### SOURCE
↓↓↓

When these settings are equal to zero, the host maximum capacity of CPU and 
memory will be considered. 
   
   This procedure will also be applied for custom constrained offerings to 
enable seamless live scaling between all types of compute offerings existing in 
Apache CloudStack. Thus, at the KVM level, all types of VMs hosted in a given 
host will be homogeneous regarding the CPU and memory upper limits. At the 
Apache CloudStack level, on the other hand, the Management Server will be 
responsible for validating the computing resources ranges defined in the 
constrained offerings. 
   
   ### 2.2. New cluster-wide settings to control the memory and vCPUs maximum 
capacity for live scaling  
   
   As mentioned on the [domain XMLs definition 
section](#21-apache-cloudstack-definition-of-domain-xmls-with-kvm), the 
`vm.serviceoffering.cpu.cores.max` and `vm.serviceoffering.ram.size.max` global 
settings are used to control de maximum amount of vCPUs and memory to which VMs 
with custom unconstrained offerings can be live scaled to. However, both 
settings are also currently used to limit the maximum amount of CPU and RAM 
that can be defined for compute offerings and allocated to VMs.

↑↑↑

### BRIEF 1
In the CloudStack excerpt, which component validates the computing resource ranges defined in constrained offerings?

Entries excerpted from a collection
↓↓↓

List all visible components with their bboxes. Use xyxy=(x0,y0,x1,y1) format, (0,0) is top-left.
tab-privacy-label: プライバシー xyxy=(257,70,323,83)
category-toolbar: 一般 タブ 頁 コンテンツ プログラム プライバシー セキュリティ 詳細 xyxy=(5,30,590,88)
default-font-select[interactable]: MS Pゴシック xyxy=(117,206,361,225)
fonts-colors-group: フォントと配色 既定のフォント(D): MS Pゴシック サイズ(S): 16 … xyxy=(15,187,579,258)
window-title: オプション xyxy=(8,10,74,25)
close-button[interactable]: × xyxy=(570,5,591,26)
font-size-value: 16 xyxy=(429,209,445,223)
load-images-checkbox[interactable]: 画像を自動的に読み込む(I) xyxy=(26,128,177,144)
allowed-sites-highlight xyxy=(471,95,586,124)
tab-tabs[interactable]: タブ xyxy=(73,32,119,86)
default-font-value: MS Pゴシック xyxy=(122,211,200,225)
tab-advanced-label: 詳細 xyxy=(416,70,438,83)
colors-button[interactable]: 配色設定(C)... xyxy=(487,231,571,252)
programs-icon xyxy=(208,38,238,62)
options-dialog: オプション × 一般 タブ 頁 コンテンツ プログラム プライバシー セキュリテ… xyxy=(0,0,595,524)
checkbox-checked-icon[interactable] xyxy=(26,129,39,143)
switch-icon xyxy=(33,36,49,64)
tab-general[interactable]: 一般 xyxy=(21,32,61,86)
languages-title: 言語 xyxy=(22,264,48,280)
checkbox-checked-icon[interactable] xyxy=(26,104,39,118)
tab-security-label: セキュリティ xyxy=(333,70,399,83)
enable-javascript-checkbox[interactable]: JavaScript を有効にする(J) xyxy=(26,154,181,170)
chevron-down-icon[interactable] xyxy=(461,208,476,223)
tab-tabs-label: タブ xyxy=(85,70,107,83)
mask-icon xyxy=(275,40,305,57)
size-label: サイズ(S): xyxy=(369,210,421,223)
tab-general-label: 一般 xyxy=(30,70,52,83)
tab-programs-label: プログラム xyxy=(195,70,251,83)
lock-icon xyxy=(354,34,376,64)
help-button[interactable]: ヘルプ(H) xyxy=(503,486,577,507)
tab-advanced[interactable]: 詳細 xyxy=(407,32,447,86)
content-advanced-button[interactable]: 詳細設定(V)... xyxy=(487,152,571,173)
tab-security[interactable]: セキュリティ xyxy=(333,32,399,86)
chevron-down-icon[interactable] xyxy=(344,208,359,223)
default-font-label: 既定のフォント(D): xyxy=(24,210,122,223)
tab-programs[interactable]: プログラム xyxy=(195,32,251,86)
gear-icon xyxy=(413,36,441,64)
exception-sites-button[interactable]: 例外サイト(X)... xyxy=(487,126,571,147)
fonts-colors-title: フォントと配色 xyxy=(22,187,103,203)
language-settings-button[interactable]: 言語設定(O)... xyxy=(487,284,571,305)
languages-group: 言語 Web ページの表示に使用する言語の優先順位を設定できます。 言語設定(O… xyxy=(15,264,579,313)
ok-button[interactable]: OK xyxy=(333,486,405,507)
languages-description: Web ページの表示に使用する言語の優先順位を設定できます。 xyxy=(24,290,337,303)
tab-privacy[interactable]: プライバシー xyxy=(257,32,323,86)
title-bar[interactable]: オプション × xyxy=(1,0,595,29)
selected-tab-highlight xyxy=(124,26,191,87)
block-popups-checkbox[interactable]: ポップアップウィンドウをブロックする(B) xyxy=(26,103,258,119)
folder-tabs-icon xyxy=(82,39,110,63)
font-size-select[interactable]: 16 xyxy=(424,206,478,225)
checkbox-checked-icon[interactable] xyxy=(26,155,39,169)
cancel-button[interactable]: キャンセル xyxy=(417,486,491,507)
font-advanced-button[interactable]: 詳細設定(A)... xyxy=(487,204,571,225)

↑↑↑

### BRIEF 2
Rename "close-button" to "dismiss-button" in the entries from their start through the line containing "options-dialog: オプション ×", and return only those lines with nothing else changed.

### RESULT 1
The Management Server.

### RESULT 2
List all visible components with their bboxes. Use xyxy=(x0,y0,x1,y1) format, (0,0) is top-left.
tab-privacy-label: プライバシー xyxy=(257,70,323,83)
category-toolbar: 一般 タブ 頁 コンテンツ プログラム プライバシー セキュリティ 詳細 xyxy=(5,30,590,88)
default-font-select[interactable]: MS Pゴシック xyxy=(117,206,361,225)
fonts-colors-group: フォントと配色 既定のフォント(D): MS Pゴシック サイズ(S): 16 … xyxy=(15,187,579,258)
window-title: オプション xyxy=(8,10,74,25)
dismiss-button[interactable]: × xyxy=(570,5,591,26)
font-size-value: 16 xyxy=(429,209,445,223)
load-images-checkbox[interactable]: 画像を自動的に読み込む(I) xyxy=(26,128,177,144)
allowed-sites-highlight xyxy=(471,95,586,124)
tab-tabs[interactable]: タブ xyxy=(73,32,119,86)
default-font-value: MS Pゴシック xyxy=(122,211,200,225)
tab-advanced-label: 詳細 xyxy=(416,70,438,83)
colors-button[interactable]: 配色設定(C)... xyxy=(487,231,571,252)
programs-icon xyxy=(208,38,238,62)
options-dialog: オプション × 一般 タブ 頁 コンテンツ プログラム プライバシー セキュリテ… xyxy=(0,0,595,524)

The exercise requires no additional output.